> **Stored data**

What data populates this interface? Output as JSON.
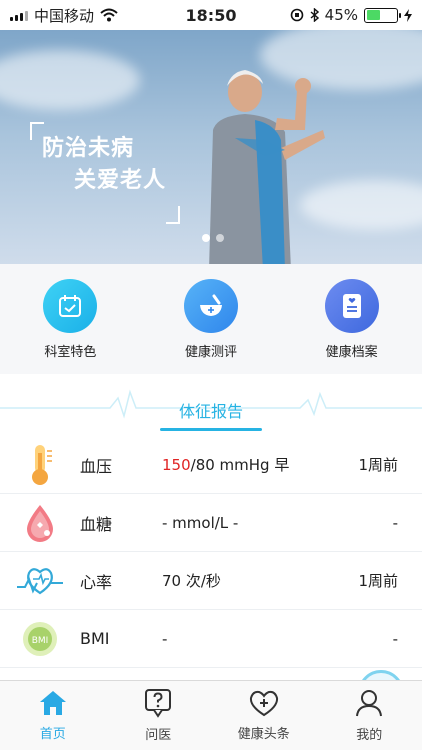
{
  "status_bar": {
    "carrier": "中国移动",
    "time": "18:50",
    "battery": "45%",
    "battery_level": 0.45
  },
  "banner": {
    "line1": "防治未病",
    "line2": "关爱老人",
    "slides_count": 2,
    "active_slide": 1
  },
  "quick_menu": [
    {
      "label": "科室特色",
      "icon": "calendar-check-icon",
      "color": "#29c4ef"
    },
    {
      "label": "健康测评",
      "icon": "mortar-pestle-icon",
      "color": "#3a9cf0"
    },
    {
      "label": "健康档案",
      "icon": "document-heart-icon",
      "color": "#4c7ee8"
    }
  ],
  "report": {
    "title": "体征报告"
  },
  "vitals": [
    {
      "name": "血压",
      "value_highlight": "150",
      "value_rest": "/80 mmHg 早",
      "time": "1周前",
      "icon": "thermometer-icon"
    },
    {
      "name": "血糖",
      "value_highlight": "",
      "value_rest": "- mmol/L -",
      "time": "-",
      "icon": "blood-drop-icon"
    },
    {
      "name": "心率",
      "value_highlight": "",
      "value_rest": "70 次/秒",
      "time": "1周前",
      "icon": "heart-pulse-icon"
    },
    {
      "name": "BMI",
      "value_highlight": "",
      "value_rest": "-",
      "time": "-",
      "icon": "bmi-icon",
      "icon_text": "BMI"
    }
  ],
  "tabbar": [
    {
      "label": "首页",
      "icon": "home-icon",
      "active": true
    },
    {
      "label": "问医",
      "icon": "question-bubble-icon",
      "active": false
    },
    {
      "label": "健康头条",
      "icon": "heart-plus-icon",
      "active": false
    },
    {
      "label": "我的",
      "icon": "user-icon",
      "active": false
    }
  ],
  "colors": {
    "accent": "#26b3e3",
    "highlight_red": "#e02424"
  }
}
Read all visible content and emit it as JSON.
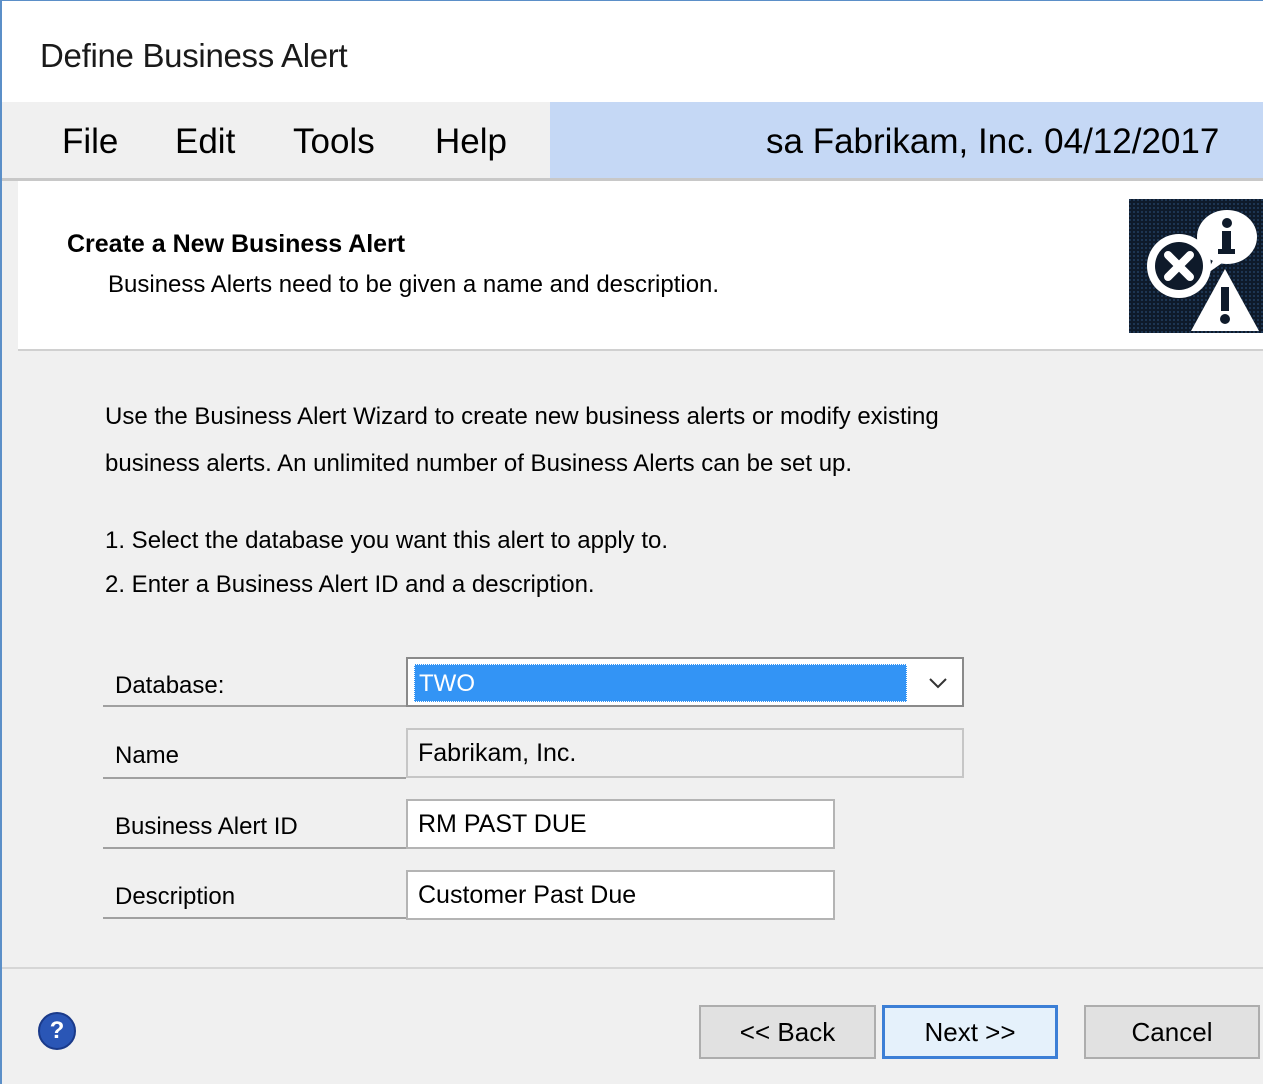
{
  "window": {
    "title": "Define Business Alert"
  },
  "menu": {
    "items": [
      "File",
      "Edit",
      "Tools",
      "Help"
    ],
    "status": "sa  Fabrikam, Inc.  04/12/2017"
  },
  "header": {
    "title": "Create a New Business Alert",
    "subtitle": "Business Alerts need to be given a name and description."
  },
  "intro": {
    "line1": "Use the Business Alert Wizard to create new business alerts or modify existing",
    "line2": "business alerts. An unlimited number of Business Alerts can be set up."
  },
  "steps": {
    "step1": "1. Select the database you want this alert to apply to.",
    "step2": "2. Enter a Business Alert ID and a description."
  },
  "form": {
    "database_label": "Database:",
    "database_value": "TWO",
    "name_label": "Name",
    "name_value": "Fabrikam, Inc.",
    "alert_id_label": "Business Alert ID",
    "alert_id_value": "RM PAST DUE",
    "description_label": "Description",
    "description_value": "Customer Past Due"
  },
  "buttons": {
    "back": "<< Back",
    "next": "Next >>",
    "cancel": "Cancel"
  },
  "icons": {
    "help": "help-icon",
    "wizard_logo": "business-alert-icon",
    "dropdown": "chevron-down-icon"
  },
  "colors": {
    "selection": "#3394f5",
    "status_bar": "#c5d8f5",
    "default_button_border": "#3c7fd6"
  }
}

> **Objective**
Copy out the whole listing exactly, and don't carry over any pictures.

> **Output below**
What data populates this interface? Output as JSON.
{
  "status_bar": {
    "carrier": "中国移动",
    "time": "18:50",
    "battery": "45%",
    "battery_level": 0.45
  },
  "banner": {
    "line1": "防治未病",
    "line2": "关爱老人",
    "slides_count": 2,
    "active_slide": 1
  },
  "quick_menu": [
    {
      "label": "科室特色",
      "icon": "calendar-check-icon",
      "color": "#29c4ef"
    },
    {
      "label": "健康测评",
      "icon": "mortar-pestle-icon",
      "color": "#3a9cf0"
    },
    {
      "label": "健康档案",
      "icon": "document-heart-icon",
      "color": "#4c7ee8"
    }
  ],
  "report": {
    "title": "体征报告"
  },
  "vitals": [
    {
      "name": "血压",
      "value_highlight": "150",
      "value_rest": "/80 mmHg 早",
      "time": "1周前",
      "icon": "thermometer-icon"
    },
    {
      "name": "血糖",
      "value_highlight": "",
      "value_rest": "- mmol/L -",
      "time": "-",
      "icon": "blood-drop-icon"
    },
    {
      "name": "心率",
      "value_highlight": "",
      "value_rest": "70 次/秒",
      "time": "1周前",
      "icon": "heart-pulse-icon"
    },
    {
      "name": "BMI",
      "value_highlight": "",
      "value_rest": "-",
      "time": "-",
      "icon": "bmi-icon",
      "icon_text": "BMI"
    }
  ],
  "tabbar": [
    {
      "label": "首页",
      "icon": "home-icon",
      "active": true
    },
    {
      "label": "问医",
      "icon": "question-bubble-icon",
      "active": false
    },
    {
      "label": "健康头条",
      "icon": "heart-plus-icon",
      "active": false
    },
    {
      "label": "我的",
      "icon": "user-icon",
      "active": false
    }
  ],
  "colors": {
    "accent": "#26b3e3",
    "highlight_red": "#e02424"
  }
}
Read all visible content and emit it as JSON.
{
  "window": {
    "title": "Define Business Alert"
  },
  "menu": {
    "items": [
      "File",
      "Edit",
      "Tools",
      "Help"
    ],
    "status": "sa  Fabrikam, Inc.  04/12/2017"
  },
  "header": {
    "title": "Create a New Business Alert",
    "subtitle": "Business Alerts need to be given a name and description."
  },
  "intro": {
    "line1": "Use the Business Alert Wizard to create new business alerts or modify existing",
    "line2": "business alerts. An unlimited number of Business Alerts can be set up."
  },
  "steps": {
    "step1": "1. Select the database you want this alert to apply to.",
    "step2": "2. Enter a Business Alert ID and a description."
  },
  "form": {
    "database_label": "Database:",
    "database_value": "TWO",
    "name_label": "Name",
    "name_value": "Fabrikam, Inc.",
    "alert_id_label": "Business Alert ID",
    "alert_id_value": "RM PAST DUE",
    "description_label": "Description",
    "description_value": "Customer Past Due"
  },
  "buttons": {
    "back": "<< Back",
    "next": "Next >>",
    "cancel": "Cancel"
  },
  "icons": {
    "help": "help-icon",
    "wizard_logo": "business-alert-icon",
    "dropdown": "chevron-down-icon"
  },
  "colors": {
    "selection": "#3394f5",
    "status_bar": "#c5d8f5",
    "default_button_border": "#3c7fd6"
  }
}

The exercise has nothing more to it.